◆ **Requirement 1**: In the Pony Club shirt thread, rewrite the passage that begins at the words "Please could someone" and stops after "very much appreciated.", changing "rugby shirts" to "cotton shirts".
◆ **Requirement 2**: In the Pony Club shirt thread, what age size of Asda boys' school shirts does Lilyhead fit into?

◆ **Text provided**:
* begin *
# Pony Club Long Sleeve White Shirt - Advice Sought



## lizziejay (12 April 2013)

Please could someone guide me to the type of long sleeve white shirt that I should be buying which meets Pony Club rules?  I have been looking at long sleeve polos and rugby shirts but I'm not sure which to go for, if either.  I don't want to waste any money by ordering the wrong thing so any help would be very much appreciated.


----------



## jrp204 (12 April 2013)

I bought my daughter M&S school shirts. They're cheap, wash well, are cool and look nice with a jacket and tie.


----------



## lizziejay (12 April 2013)

Thank you for the suggestion of M&S school shirts.  The guidance I have been given is "Short sleeves are NEVER allowed under Pony Club Rules. Blouse type shirts are also not acceptable. The shirt should fit everywhere particularly the collar".


----------



## Clodagh (12 April 2013)

A proper boys type school shirt is the way to go.


----------



## mirage (12 April 2013)

School shirts here tours came from ASDA.


----------



## Lilyhead (12 April 2013)

Asda Boys School Shirts  I get them for showing etc - I'm roughly a size 12/14 on top and fit into their 16 year old boys shirts!


----------



## *hic* (12 April 2013)

My daughter just used whichever of her longsleeved school shirts was clean. Even after she left school!


----------



## hnmisty (12 April 2013)

I used my school shirts. 
I think they are basically saying none of the skin tight shirts kids wear at school these days!
My shirts always somewhat resembled a tent on me


----------



## tinap (12 April 2013)

Yep another for school shirts


----------



## Shay (13 April 2013)
* end *
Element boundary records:
* begin *
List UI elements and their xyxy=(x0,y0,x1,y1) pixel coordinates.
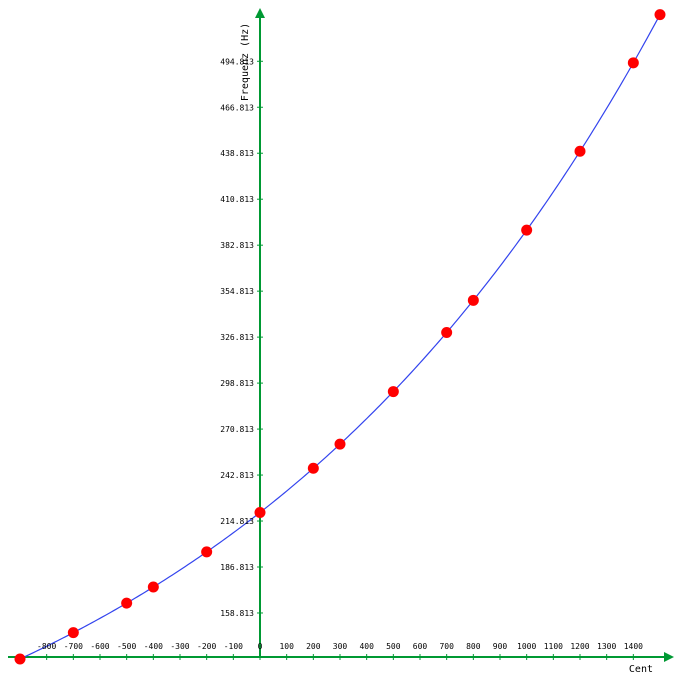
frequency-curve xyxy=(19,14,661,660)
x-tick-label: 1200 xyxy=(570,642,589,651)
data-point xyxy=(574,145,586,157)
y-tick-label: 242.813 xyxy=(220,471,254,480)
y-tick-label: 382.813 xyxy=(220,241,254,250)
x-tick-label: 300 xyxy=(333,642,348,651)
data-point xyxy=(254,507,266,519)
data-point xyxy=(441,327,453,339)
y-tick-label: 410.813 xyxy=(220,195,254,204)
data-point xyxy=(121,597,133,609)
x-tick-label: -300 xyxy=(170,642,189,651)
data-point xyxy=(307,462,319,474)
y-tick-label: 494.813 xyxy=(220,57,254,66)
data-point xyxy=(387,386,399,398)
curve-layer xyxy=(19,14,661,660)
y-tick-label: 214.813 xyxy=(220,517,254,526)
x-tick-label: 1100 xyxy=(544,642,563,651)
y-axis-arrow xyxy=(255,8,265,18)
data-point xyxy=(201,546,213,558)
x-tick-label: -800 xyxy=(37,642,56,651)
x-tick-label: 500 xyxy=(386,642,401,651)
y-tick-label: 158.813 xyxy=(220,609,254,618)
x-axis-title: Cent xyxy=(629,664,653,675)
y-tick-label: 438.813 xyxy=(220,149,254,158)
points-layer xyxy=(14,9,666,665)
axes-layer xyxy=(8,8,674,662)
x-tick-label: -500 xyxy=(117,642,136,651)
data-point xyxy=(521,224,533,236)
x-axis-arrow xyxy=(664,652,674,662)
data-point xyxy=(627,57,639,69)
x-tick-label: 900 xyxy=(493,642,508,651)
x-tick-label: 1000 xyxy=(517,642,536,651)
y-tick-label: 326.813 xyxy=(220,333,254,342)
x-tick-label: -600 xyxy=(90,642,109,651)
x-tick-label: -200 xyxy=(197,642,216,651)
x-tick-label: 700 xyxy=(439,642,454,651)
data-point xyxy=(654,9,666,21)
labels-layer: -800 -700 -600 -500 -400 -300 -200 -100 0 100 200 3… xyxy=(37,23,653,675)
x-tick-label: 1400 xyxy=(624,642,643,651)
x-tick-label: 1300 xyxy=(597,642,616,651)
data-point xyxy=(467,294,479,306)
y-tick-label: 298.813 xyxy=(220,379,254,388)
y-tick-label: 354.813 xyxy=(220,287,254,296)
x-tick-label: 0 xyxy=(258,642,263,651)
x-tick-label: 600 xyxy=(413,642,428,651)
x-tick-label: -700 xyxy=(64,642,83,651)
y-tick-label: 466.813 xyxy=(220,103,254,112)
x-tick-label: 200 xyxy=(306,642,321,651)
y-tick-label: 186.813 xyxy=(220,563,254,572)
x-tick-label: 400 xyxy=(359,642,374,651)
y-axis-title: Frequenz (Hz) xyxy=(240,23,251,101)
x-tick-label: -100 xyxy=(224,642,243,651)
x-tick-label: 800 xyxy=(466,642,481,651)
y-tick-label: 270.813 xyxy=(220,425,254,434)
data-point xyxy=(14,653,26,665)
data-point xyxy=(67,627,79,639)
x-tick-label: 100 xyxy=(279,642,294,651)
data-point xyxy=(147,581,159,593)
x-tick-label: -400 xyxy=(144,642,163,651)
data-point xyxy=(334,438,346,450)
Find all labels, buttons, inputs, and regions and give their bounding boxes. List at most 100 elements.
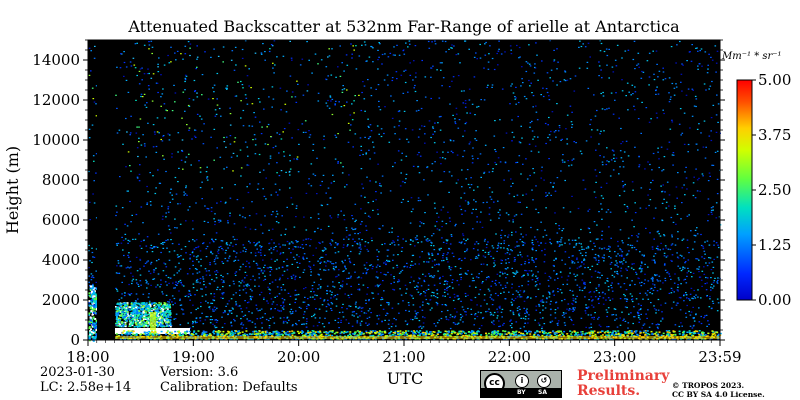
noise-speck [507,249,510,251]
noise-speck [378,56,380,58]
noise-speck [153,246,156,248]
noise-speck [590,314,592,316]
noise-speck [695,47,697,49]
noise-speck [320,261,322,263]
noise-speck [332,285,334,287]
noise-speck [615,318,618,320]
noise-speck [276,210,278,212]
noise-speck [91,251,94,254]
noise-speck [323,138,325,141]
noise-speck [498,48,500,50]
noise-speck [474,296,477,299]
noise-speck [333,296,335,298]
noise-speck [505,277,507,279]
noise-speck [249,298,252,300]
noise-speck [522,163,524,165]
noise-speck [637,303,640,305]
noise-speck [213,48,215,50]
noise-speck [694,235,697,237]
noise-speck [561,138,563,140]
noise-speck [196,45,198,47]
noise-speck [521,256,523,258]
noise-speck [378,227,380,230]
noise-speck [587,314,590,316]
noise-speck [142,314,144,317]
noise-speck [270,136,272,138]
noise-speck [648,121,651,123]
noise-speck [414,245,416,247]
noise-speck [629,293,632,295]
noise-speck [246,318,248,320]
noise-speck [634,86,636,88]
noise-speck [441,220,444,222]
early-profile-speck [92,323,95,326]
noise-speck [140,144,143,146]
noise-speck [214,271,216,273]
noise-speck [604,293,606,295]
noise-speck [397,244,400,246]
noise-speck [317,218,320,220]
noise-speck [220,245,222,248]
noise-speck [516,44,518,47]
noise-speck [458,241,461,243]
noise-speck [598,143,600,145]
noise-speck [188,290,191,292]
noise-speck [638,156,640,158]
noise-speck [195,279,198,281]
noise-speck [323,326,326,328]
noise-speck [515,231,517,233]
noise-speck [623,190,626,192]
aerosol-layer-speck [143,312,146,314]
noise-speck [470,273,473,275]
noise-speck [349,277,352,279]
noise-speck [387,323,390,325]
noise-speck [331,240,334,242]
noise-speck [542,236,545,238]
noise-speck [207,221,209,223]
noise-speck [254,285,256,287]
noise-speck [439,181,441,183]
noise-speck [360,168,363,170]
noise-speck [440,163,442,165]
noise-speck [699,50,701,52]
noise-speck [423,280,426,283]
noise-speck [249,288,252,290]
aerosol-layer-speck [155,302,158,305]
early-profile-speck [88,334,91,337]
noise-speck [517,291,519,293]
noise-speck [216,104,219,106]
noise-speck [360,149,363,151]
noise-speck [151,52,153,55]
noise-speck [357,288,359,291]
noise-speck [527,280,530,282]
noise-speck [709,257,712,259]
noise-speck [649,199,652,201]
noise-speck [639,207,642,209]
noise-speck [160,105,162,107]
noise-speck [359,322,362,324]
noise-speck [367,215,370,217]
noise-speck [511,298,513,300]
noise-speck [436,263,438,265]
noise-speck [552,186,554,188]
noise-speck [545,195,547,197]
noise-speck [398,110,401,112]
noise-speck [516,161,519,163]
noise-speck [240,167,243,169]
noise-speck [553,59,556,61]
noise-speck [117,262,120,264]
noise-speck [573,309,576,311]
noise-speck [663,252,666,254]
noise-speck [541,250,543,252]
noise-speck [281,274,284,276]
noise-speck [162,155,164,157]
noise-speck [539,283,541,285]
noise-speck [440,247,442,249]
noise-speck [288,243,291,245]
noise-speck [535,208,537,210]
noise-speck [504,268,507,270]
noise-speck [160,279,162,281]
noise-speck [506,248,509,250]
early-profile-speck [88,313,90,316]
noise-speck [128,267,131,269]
* end *
◆ **Task output 1**:
Please could someone guide me to the type of long sleeve white shirt that I should be buying which meets Pony Club rules?  I have been looking at long sleeve polos and cotton shirts but I'm not sure which to go for, if either.  I don't want to waste any money by ordering the wrong thing so any help would be very much appreciated.

◆ **Task output 2**: Their 16-year-old boys' shirts.